DIRECTIVE: Answer with a single number: the count of lines that include the string "arrow".

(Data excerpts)
□ □ □ □ □

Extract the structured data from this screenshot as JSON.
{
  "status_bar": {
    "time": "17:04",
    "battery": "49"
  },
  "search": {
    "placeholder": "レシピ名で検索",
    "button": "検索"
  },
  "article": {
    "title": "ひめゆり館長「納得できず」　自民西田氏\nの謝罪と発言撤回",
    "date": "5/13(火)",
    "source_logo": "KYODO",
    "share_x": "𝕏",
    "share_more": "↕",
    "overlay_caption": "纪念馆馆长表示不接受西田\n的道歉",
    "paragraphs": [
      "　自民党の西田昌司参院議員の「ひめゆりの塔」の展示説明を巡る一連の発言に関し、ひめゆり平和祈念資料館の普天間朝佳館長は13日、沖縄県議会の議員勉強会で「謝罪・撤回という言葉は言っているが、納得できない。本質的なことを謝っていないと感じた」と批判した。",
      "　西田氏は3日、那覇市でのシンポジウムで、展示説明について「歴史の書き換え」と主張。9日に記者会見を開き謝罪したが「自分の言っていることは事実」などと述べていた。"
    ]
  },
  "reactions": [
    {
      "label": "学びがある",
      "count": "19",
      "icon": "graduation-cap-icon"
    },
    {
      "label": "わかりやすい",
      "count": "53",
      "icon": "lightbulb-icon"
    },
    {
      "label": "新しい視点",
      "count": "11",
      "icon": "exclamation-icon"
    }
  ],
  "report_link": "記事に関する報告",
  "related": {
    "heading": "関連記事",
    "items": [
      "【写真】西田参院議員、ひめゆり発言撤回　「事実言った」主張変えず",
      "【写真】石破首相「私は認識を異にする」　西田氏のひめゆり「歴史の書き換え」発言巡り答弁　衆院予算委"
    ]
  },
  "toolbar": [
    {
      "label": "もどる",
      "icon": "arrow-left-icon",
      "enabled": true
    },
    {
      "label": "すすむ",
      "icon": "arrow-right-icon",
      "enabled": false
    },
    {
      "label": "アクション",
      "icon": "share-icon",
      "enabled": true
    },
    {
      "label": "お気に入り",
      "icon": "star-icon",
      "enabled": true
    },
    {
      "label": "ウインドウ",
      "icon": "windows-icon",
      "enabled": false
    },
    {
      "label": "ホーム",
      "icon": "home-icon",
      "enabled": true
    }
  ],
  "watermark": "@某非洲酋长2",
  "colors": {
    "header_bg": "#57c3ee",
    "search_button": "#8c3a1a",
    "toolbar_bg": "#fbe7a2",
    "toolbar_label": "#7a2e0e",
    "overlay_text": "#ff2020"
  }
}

□ □ □ □ □

SOLUTION TO THIS TASK: 2